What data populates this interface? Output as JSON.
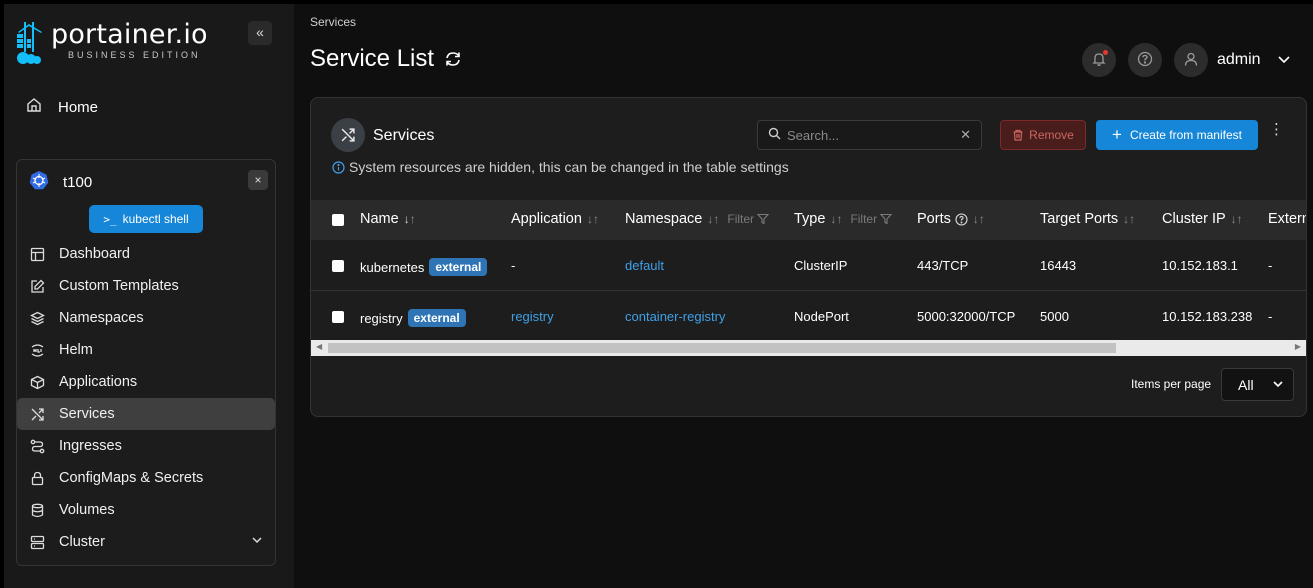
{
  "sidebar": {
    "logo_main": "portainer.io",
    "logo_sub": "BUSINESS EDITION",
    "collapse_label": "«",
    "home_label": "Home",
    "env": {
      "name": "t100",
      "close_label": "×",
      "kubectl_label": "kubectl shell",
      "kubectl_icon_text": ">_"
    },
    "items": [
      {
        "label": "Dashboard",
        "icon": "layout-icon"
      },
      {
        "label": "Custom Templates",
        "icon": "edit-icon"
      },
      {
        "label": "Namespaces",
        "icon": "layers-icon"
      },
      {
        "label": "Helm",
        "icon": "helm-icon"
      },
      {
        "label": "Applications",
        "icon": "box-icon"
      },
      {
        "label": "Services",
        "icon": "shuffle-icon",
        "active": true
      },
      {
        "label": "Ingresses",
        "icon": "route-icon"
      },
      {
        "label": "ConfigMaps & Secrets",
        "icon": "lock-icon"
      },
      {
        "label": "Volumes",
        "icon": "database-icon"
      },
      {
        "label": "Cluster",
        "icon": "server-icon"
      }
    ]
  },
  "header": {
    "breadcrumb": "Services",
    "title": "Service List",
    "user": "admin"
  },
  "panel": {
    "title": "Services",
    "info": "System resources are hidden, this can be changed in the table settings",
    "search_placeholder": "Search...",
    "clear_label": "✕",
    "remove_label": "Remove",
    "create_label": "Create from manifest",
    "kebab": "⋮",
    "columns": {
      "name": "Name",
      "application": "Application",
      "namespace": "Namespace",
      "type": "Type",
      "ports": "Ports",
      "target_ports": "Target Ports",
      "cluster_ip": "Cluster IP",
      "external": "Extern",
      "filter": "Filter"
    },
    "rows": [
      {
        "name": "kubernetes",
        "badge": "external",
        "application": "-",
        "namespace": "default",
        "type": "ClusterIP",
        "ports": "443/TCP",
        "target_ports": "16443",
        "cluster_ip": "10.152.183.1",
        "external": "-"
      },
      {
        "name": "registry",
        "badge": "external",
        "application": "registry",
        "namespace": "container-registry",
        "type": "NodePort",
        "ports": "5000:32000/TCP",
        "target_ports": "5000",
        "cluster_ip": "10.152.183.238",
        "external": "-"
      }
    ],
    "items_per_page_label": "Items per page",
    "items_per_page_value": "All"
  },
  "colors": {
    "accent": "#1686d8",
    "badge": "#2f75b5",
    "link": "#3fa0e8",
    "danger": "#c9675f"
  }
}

--

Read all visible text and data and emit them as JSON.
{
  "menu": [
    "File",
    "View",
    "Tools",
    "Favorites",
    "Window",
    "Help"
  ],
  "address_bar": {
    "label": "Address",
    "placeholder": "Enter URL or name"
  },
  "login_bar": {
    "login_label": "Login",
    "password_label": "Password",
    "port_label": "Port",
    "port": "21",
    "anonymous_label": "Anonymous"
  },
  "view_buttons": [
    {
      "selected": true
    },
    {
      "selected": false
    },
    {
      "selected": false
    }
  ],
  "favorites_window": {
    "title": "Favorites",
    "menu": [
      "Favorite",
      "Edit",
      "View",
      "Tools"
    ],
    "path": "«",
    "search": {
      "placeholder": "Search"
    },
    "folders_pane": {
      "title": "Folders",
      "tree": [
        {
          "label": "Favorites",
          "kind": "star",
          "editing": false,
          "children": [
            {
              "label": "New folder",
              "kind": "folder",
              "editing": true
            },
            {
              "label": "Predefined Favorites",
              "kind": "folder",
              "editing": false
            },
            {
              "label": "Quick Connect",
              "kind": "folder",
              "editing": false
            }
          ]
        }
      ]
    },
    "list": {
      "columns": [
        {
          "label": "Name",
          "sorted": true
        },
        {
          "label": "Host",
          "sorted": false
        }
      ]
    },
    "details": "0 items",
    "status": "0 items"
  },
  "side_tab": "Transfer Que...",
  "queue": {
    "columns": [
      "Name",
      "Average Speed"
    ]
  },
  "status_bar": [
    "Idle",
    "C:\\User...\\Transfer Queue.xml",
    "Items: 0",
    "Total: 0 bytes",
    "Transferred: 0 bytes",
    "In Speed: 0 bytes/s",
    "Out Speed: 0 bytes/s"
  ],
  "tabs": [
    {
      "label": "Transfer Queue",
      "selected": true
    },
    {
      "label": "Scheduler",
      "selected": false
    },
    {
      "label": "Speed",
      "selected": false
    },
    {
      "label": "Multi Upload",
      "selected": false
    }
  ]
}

**What to do:** Copy all lines of the material above where the string "Services" occurs.

**Worked solution:**
        "label": "Services",
    "breadcrumb": "Services",
    "title": "Services",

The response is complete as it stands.